__EXERCISE__
Word for word, print each line of the listing below; pictures stay out.

__INPUT ROWS__
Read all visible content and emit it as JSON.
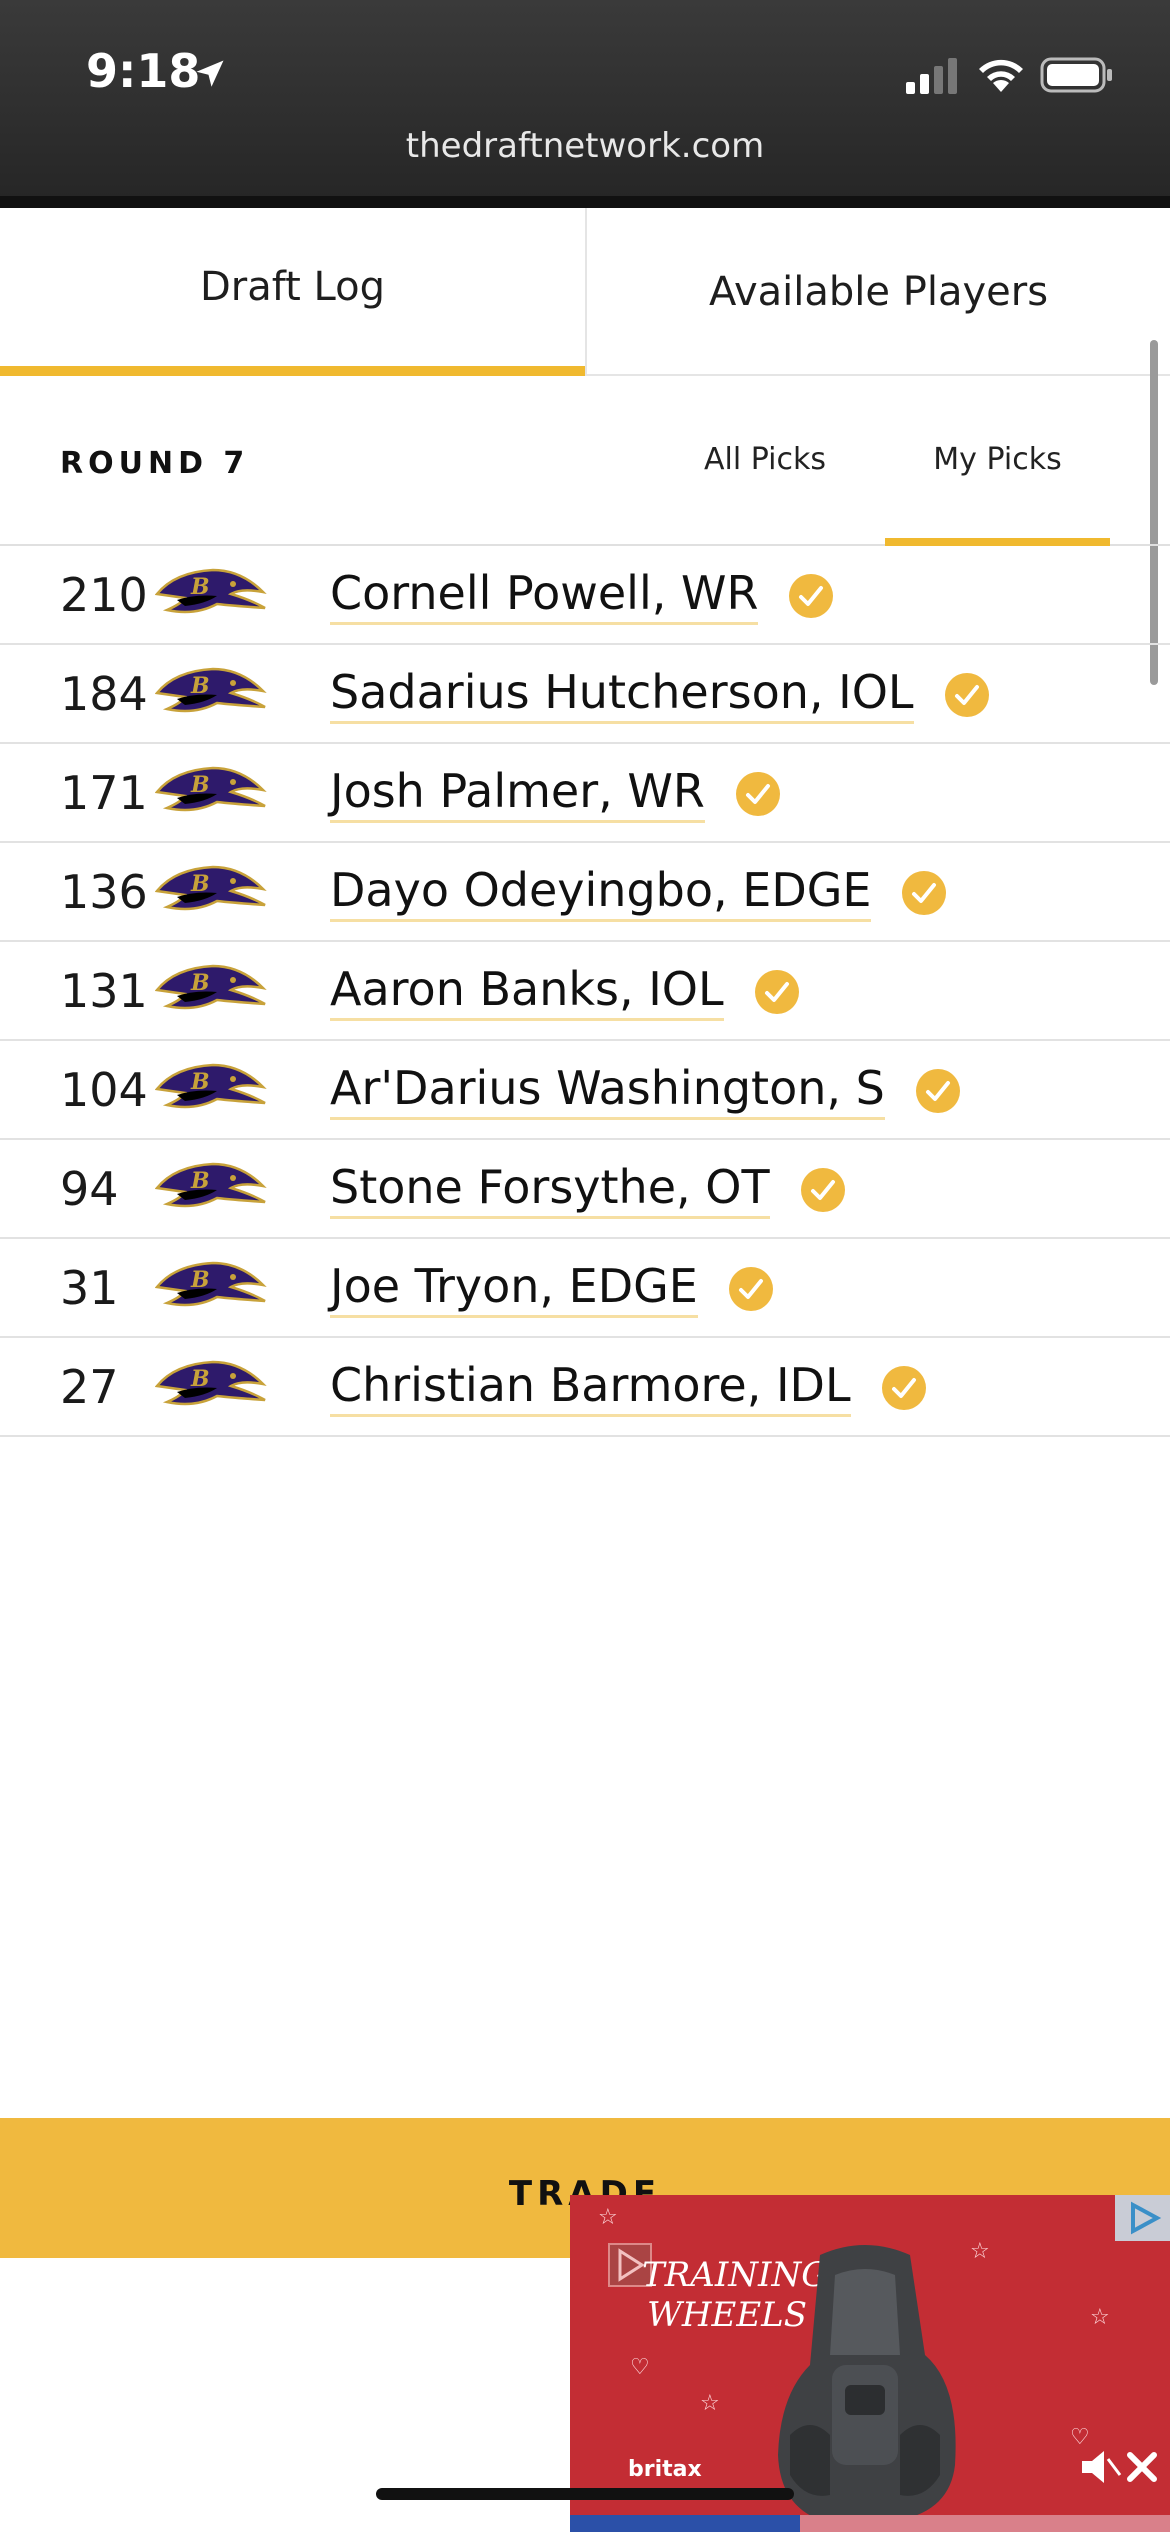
{
  "status_bar": {
    "time": "9:18",
    "url": "thedraftnetwork.com"
  },
  "tabs": [
    {
      "label": "Draft Log",
      "active": true
    },
    {
      "label": "Available Players",
      "active": false
    }
  ],
  "round": {
    "title": "ROUND 7"
  },
  "filters": {
    "all": "All Picks",
    "mine": "My Picks",
    "selected": "My Picks"
  },
  "team": {
    "logo": "ravens-logo"
  },
  "picks": [
    {
      "number": "210",
      "player": "Cornell Powell, WR"
    },
    {
      "number": "184",
      "player": "Sadarius Hutcherson, IOL"
    },
    {
      "number": "171",
      "player": "Josh Palmer, WR"
    },
    {
      "number": "136",
      "player": "Dayo Odeyingbo, EDGE"
    },
    {
      "number": "131",
      "player": "Aaron Banks, IOL"
    },
    {
      "number": "104",
      "player": "Ar'Darius Washington, S"
    },
    {
      "number": "94",
      "player": "Stone Forsythe, OT"
    },
    {
      "number": "31",
      "player": "Joe Tryon, EDGE"
    },
    {
      "number": "27",
      "player": "Christian Barmore, IDL"
    }
  ],
  "trade": {
    "label": "TRADE"
  },
  "ad": {
    "title": "TRAINING WHEELS",
    "brand": "britax"
  },
  "colors": {
    "accent": "#f0b92f",
    "ad_background": "#c32d34"
  }
}
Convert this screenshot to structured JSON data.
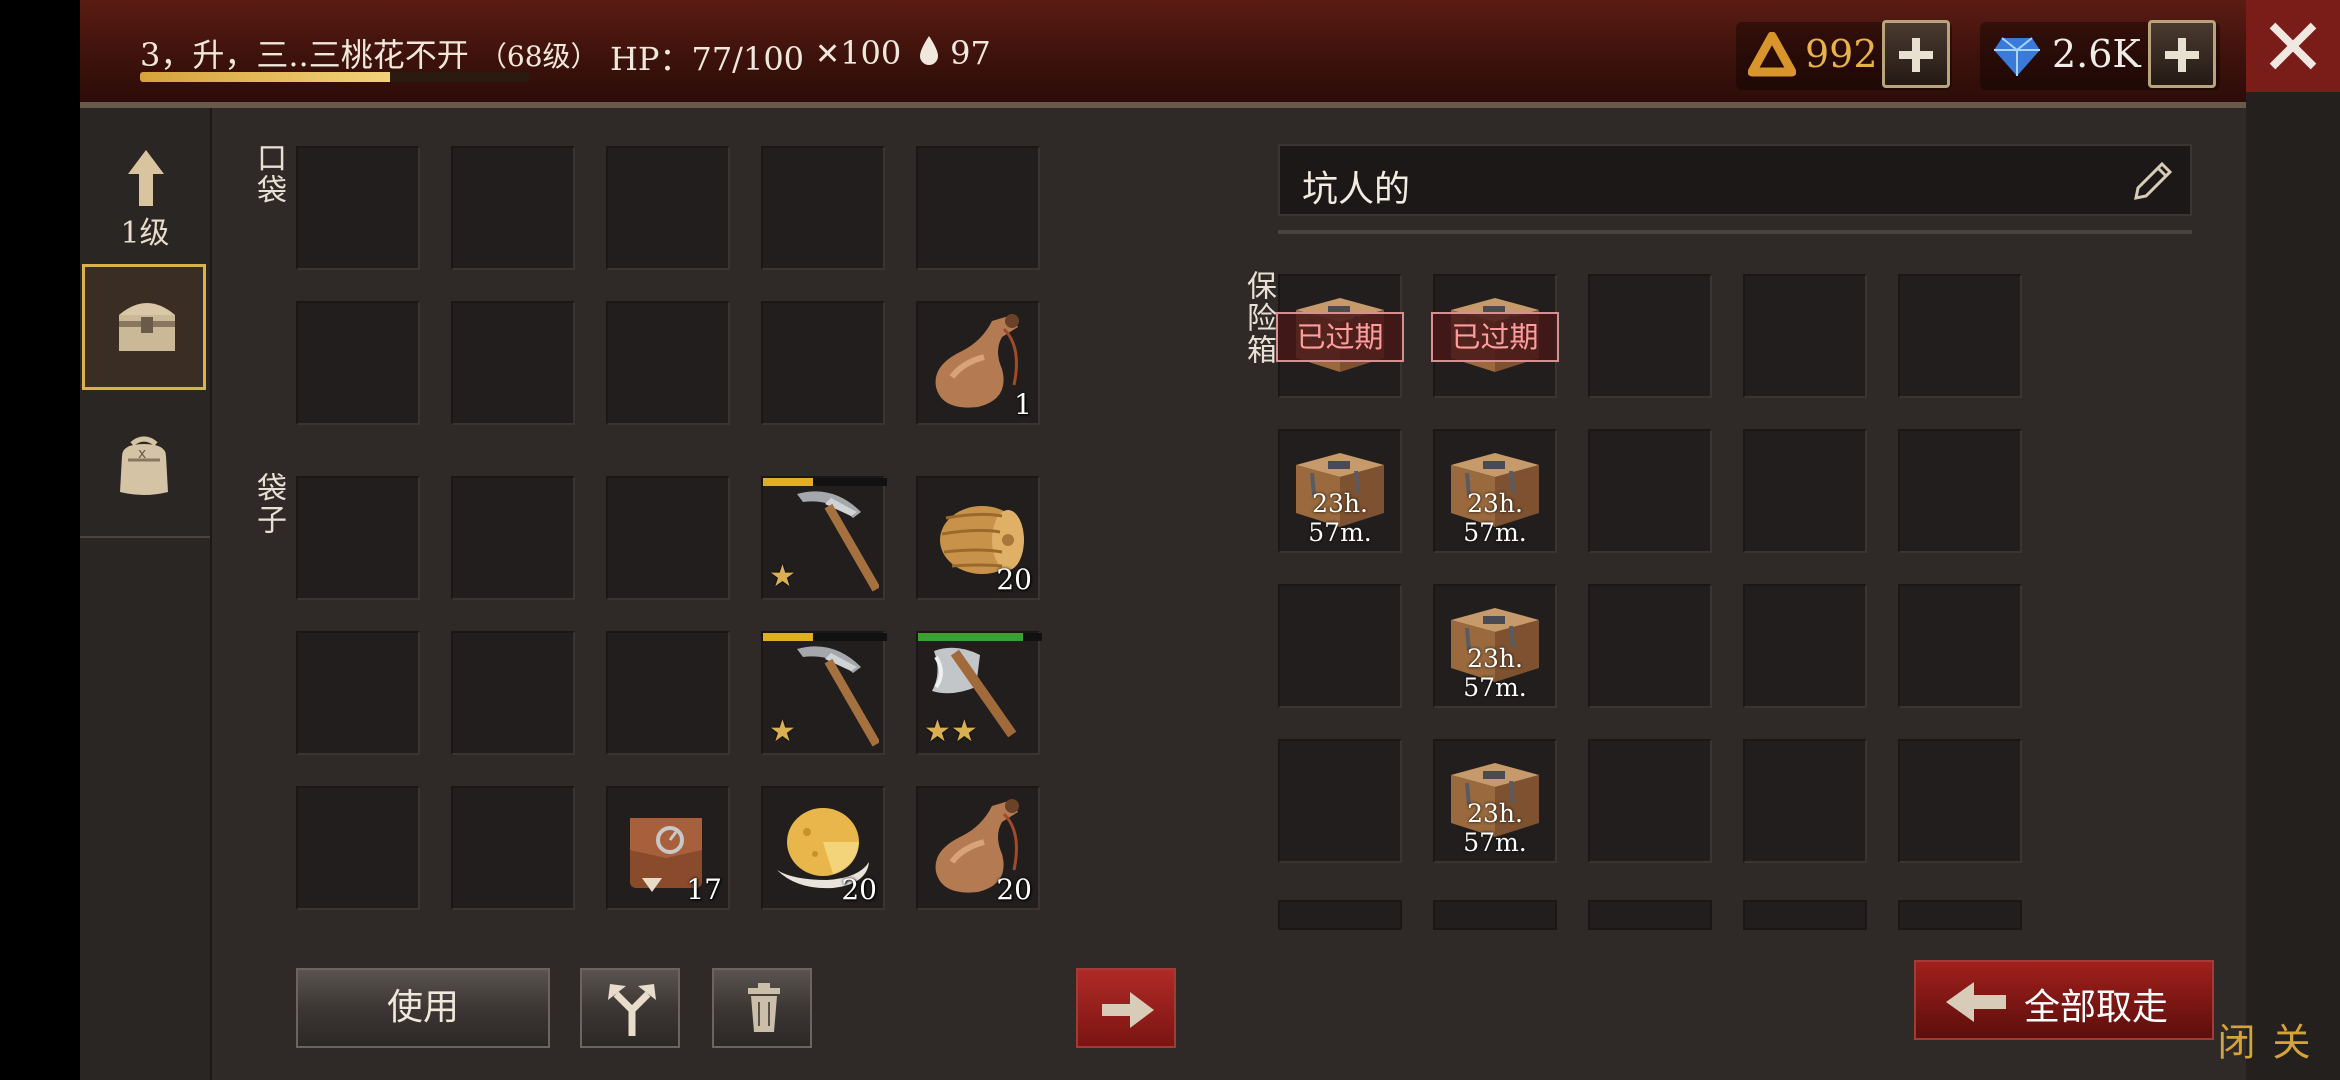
{
  "header": {
    "player_name": "3，升，三..三桃花不开",
    "player_level": "（68级）",
    "hp_label": "HP：",
    "hp_value": "77/100",
    "attack_value": "100",
    "water_value": "97",
    "xp_progress_fraction": 0.64,
    "currency_coins": "992",
    "currency_gems": "2.6K"
  },
  "sidebar": {
    "upgrade_level": "1级",
    "tabs": [
      {
        "icon": "chest-icon",
        "selected": true
      },
      {
        "icon": "backpack-icon",
        "selected": false
      }
    ]
  },
  "left_panel": {
    "pocket_label": "口袋",
    "bag_label": "袋子",
    "pocket_slots": [
      {
        "item": ""
      },
      {
        "item": ""
      },
      {
        "item": ""
      },
      {
        "item": ""
      },
      {
        "item": ""
      },
      {
        "item": ""
      },
      {
        "item": ""
      },
      {
        "item": ""
      },
      {
        "item": ""
      },
      {
        "item": "flask-icon",
        "count": "1"
      }
    ],
    "bag_slots": [
      {
        "item": ""
      },
      {
        "item": ""
      },
      {
        "item": ""
      },
      {
        "item": "pickaxe-icon",
        "stars": "★",
        "durability": 0.4
      },
      {
        "item": "hay-bale-icon",
        "count": "20"
      },
      {
        "item": ""
      },
      {
        "item": ""
      },
      {
        "item": ""
      },
      {
        "item": "pickaxe-icon",
        "stars": "★",
        "durability": 0.4
      },
      {
        "item": "axe-icon",
        "stars": "★★",
        "durability": 0.85
      },
      {
        "item": ""
      },
      {
        "item": ""
      },
      {
        "item": "leather-bag-icon",
        "count": "17"
      },
      {
        "item": "cheese-icon",
        "count": "20"
      },
      {
        "item": "flask-icon",
        "count": "20"
      }
    ]
  },
  "right_panel": {
    "container_name": "坑人的",
    "safe_label": "保险箱",
    "slots": [
      {
        "item": "crate-icon",
        "expired": "已过期"
      },
      {
        "item": "crate-icon",
        "expired": "已过期"
      },
      {
        "item": ""
      },
      {
        "item": ""
      },
      {
        "item": ""
      },
      {
        "item": "crate-icon",
        "timer": "23h. 57m."
      },
      {
        "item": "crate-icon",
        "timer": "23h. 57m."
      },
      {
        "item": ""
      },
      {
        "item": ""
      },
      {
        "item": ""
      },
      {
        "item": ""
      },
      {
        "item": "crate-icon",
        "timer": "23h. 57m."
      },
      {
        "item": ""
      },
      {
        "item": ""
      },
      {
        "item": ""
      },
      {
        "item": ""
      },
      {
        "item": "crate-icon",
        "timer": "23h. 57m."
      },
      {
        "item": ""
      },
      {
        "item": ""
      },
      {
        "item": ""
      }
    ]
  },
  "buttons": {
    "use_label": "使用",
    "take_all_label": "全部取走",
    "close_label": "关闭"
  },
  "colors": {
    "accent_gold": "#d9b24a",
    "danger_red": "#a0201c",
    "expired_text": "#ff9d9d"
  }
}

__SOLVED EXERCISE__
Read all visible content and emit it as JSON.
{
  "status_bar": {
    "time": "9:18",
    "url": "thedraftnetwork.com"
  },
  "tabs": [
    {
      "label": "Draft Log",
      "active": true
    },
    {
      "label": "Available Players",
      "active": false
    }
  ],
  "round": {
    "title": "ROUND 7"
  },
  "filters": {
    "all": "All Picks",
    "mine": "My Picks",
    "selected": "My Picks"
  },
  "team": {
    "logo": "ravens-logo"
  },
  "picks": [
    {
      "number": "210",
      "player": "Cornell Powell, WR"
    },
    {
      "number": "184",
      "player": "Sadarius Hutcherson, IOL"
    },
    {
      "number": "171",
      "player": "Josh Palmer, WR"
    },
    {
      "number": "136",
      "player": "Dayo Odeyingbo, EDGE"
    },
    {
      "number": "131",
      "player": "Aaron Banks, IOL"
    },
    {
      "number": "104",
      "player": "Ar'Darius Washington, S"
    },
    {
      "number": "94",
      "player": "Stone Forsythe, OT"
    },
    {
      "number": "31",
      "player": "Joe Tryon, EDGE"
    },
    {
      "number": "27",
      "player": "Christian Barmore, IDL"
    }
  ],
  "trade": {
    "label": "TRADE"
  },
  "ad": {
    "title": "TRAINING WHEELS",
    "brand": "britax"
  },
  "colors": {
    "accent": "#f0b92f",
    "ad_background": "#c32d34"
  }
}
Convert this screenshot to structured JSON data.
{
  "header": {
    "player_name": "3，升，三..三桃花不开",
    "player_level": "（68级）",
    "hp_label": "HP：",
    "hp_value": "77/100",
    "attack_value": "100",
    "water_value": "97",
    "xp_progress_fraction": 0.64,
    "currency_coins": "992",
    "currency_gems": "2.6K"
  },
  "sidebar": {
    "upgrade_level": "1级",
    "tabs": [
      {
        "icon": "chest-icon",
        "selected": true
      },
      {
        "icon": "backpack-icon",
        "selected": false
      }
    ]
  },
  "left_panel": {
    "pocket_label": "口袋",
    "bag_label": "袋子",
    "pocket_slots": [
      {
        "item": ""
      },
      {
        "item": ""
      },
      {
        "item": ""
      },
      {
        "item": ""
      },
      {
        "item": ""
      },
      {
        "item": ""
      },
      {
        "item": ""
      },
      {
        "item": ""
      },
      {
        "item": ""
      },
      {
        "item": "flask-icon",
        "count": "1"
      }
    ],
    "bag_slots": [
      {
        "item": ""
      },
      {
        "item": ""
      },
      {
        "item": ""
      },
      {
        "item": "pickaxe-icon",
        "stars": "★",
        "durability": 0.4
      },
      {
        "item": "hay-bale-icon",
        "count": "20"
      },
      {
        "item": ""
      },
      {
        "item": ""
      },
      {
        "item": ""
      },
      {
        "item": "pickaxe-icon",
        "stars": "★",
        "durability": 0.4
      },
      {
        "item": "axe-icon",
        "stars": "★★",
        "durability": 0.85
      },
      {
        "item": ""
      },
      {
        "item": ""
      },
      {
        "item": "leather-bag-icon",
        "count": "17"
      },
      {
        "item": "cheese-icon",
        "count": "20"
      },
      {
        "item": "flask-icon",
        "count": "20"
      }
    ]
  },
  "right_panel": {
    "container_name": "坑人的",
    "safe_label": "保险箱",
    "slots": [
      {
        "item": "crate-icon",
        "expired": "已过期"
      },
      {
        "item": "crate-icon",
        "expired": "已过期"
      },
      {
        "item": ""
      },
      {
        "item": ""
      },
      {
        "item": ""
      },
      {
        "item": "crate-icon",
        "timer": "23h. 57m."
      },
      {
        "item": "crate-icon",
        "timer": "23h. 57m."
      },
      {
        "item": ""
      },
      {
        "item": ""
      },
      {
        "item": ""
      },
      {
        "item": ""
      },
      {
        "item": "crate-icon",
        "timer": "23h. 57m."
      },
      {
        "item": ""
      },
      {
        "item": ""
      },
      {
        "item": ""
      },
      {
        "item": ""
      },
      {
        "item": "crate-icon",
        "timer": "23h. 57m."
      },
      {
        "item": ""
      },
      {
        "item": ""
      },
      {
        "item": ""
      }
    ]
  },
  "buttons": {
    "use_label": "使用",
    "take_all_label": "全部取走",
    "close_label": "关闭"
  },
  "colors": {
    "accent_gold": "#d9b24a",
    "danger_red": "#a0201c",
    "expired_text": "#ff9d9d"
  }
}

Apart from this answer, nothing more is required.